Stated goal — Copy the listing below word for word, starting at its first line and ending with the line that contains "data-point <box>763 488 770 495</box>", both ends included.

** Begin Data extract **

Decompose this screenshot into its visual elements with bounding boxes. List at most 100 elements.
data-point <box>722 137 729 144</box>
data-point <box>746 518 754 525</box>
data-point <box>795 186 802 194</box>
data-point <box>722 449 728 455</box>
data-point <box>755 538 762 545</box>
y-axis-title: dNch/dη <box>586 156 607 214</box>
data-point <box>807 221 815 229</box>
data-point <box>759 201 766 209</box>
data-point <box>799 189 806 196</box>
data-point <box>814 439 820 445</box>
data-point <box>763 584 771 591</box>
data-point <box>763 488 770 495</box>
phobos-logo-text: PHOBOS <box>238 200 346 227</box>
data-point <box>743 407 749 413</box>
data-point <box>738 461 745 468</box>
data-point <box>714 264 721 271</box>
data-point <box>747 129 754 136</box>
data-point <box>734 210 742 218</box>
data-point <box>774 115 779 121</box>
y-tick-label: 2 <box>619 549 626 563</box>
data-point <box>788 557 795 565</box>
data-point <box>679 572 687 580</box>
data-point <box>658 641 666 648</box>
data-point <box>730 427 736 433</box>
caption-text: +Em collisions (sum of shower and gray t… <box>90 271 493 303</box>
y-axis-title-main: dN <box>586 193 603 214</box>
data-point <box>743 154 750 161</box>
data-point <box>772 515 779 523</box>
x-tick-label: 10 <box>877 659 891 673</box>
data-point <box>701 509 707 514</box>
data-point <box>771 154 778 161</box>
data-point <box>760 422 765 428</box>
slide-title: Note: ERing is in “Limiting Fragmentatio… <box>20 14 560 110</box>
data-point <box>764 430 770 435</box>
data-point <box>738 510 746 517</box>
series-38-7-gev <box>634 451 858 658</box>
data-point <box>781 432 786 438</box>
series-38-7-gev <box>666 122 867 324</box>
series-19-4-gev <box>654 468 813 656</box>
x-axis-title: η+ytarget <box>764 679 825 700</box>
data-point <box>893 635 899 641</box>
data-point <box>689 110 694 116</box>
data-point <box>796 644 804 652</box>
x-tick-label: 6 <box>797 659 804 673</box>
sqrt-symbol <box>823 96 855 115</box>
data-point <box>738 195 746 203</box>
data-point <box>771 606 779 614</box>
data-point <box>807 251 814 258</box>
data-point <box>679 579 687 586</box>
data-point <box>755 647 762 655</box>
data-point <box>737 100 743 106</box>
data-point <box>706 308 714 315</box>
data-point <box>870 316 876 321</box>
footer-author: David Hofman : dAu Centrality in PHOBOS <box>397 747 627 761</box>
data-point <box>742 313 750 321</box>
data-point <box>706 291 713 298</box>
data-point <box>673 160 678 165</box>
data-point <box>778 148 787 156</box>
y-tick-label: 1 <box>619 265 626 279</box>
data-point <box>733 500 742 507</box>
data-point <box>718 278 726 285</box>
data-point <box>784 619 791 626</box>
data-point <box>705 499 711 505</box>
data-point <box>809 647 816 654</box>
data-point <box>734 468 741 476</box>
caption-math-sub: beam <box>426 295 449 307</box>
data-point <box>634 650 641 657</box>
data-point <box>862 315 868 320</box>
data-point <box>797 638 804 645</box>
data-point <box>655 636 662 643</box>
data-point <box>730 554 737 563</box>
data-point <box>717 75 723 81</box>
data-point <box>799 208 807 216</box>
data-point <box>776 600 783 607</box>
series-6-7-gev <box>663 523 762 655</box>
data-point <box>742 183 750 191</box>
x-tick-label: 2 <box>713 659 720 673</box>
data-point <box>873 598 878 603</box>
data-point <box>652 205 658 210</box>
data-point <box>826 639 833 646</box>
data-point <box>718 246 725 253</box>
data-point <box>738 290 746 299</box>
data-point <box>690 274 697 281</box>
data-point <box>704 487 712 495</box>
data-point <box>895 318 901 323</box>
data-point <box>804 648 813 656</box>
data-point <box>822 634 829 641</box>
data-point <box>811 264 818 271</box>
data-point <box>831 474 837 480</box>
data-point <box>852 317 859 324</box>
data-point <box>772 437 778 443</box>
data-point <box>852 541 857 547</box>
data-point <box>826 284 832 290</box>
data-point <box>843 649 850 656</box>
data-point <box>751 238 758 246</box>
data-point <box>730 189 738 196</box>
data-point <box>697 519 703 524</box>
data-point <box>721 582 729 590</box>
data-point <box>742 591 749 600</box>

** End Data extract **

In response —
Decompose this screenshot into its visual elements with bounding boxes. List at most 100 elements.
data-point <box>722 137 729 144</box>
data-point <box>746 518 754 525</box>
data-point <box>795 186 802 194</box>
data-point <box>722 449 728 455</box>
data-point <box>755 538 762 545</box>
y-axis-title: dNch/dη <box>586 156 607 214</box>
data-point <box>807 221 815 229</box>
data-point <box>759 201 766 209</box>
data-point <box>799 189 806 196</box>
data-point <box>814 439 820 445</box>
data-point <box>763 584 771 591</box>
data-point <box>763 488 770 495</box>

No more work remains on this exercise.